What is needed — Go through each line of the records below and count those with the word "valores"; give only the total.

Saved data entries —
"""
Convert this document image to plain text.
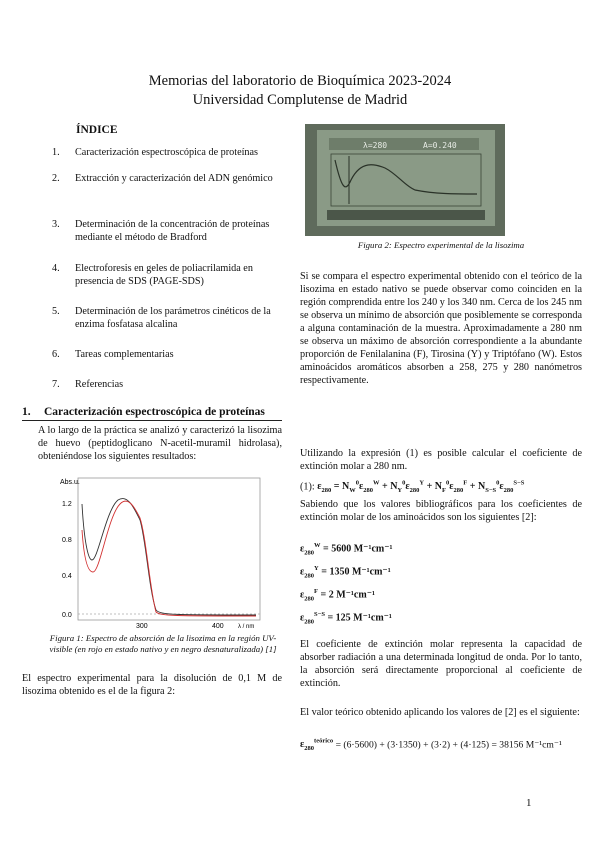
Memorias del laboratorio de Bioquímica 2023-2024
Universidad Complutense de Madrid
ÍNDICE
1.	Caracterización espectroscópica de proteínas
2.	Extracción y caracterización del ADN genómico
3.	Determinación de la concentración de proteínas mediante el método de Bradford
4.	Electroforesis en geles de poliacrilamida en presencia de SDS (PAGE-SDS)
5.	Determinación de los parámetros cinéticos de la enzima fosfatasa alcalina
6.	Tareas complementarias
7.	Referencias
1. Caracterización espectroscópica de proteínas
A lo largo de la práctica se analizó y caracterizó la lisozima de huevo (peptidoglicano N-acetil-muramil hidrolasa), obteniéndose los siguientes resultados:
Abs.u.
1.2
0.8
0.4
0.0
300	400 λ / nm
Figura 1: Espectro de absorción de la lisozima en la región UV-visible (en rojo en estado nativo y en negro desnaturalizada) [1]
El espectro experimental para la disolución de 0,1 M de lisozima obtenido es el de la figura 2:
λ=280	A=0.240
Figura 2: Espectro experimental de la lisozima
Si se compara el espectro experimental obtenido con el teórico de la lisozima en estado nativo se puede observar como coinciden en la región comprendida entre los 240 y los 340 nm. Cerca de los 245 nm se observa un mínimo de absorción que posiblemente se corresponda a alguna contaminación de la muestra. Aproximadamente a 280 nm se observa un máximo de absorción correspondiente a la abundante proporción de Fenilalanina (F), Tirosina (Y) y Triptófano (W). Estos aminoácidos aromáticos absorben a 258, 275 y 280 nanómetros respectivamente.
Utilizando la expresión (1) es posible calcular el coeficiente de extinción molar a 280 nm.
(1): $\varepsilon_{280} = N_W^0\varepsilon_{280}^W + N_Y^0\varepsilon_{280}^Y + N_F^0\varepsilon_{280}^F + N_{S-S}^0\varepsilon_{280}^{S-S}$
Sabiendo que los valores bibliográficos para los coeficientes de extinción molar de los aminoácidos son los siguientes [2]:
$\varepsilon_{280}^W = 5600$ M⁻¹cm⁻¹
$\varepsilon_{280}^Y = 1350$ M⁻¹cm⁻¹
$\varepsilon_{280}^F = 2$ M⁻¹cm⁻¹
$\varepsilon_{280}^{S-S} = 125$ M⁻¹cm⁻¹
El coeficiente de extinción molar representa la capacidad de absorber radiación a una determinada longitud de onda. Por lo tanto, la absorción será directamente proporcional al coeficiente de extinción.
El valor teórico obtenido aplicando los valores de [2] es el siguiente:
$\varepsilon_{280}^{teórico} = (6\cdot 5600) + (3\cdot 1350) + (3\cdot 2) + (4\cdot 125) = 38156$ M⁻¹cm⁻¹
1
"""
Written answer — 2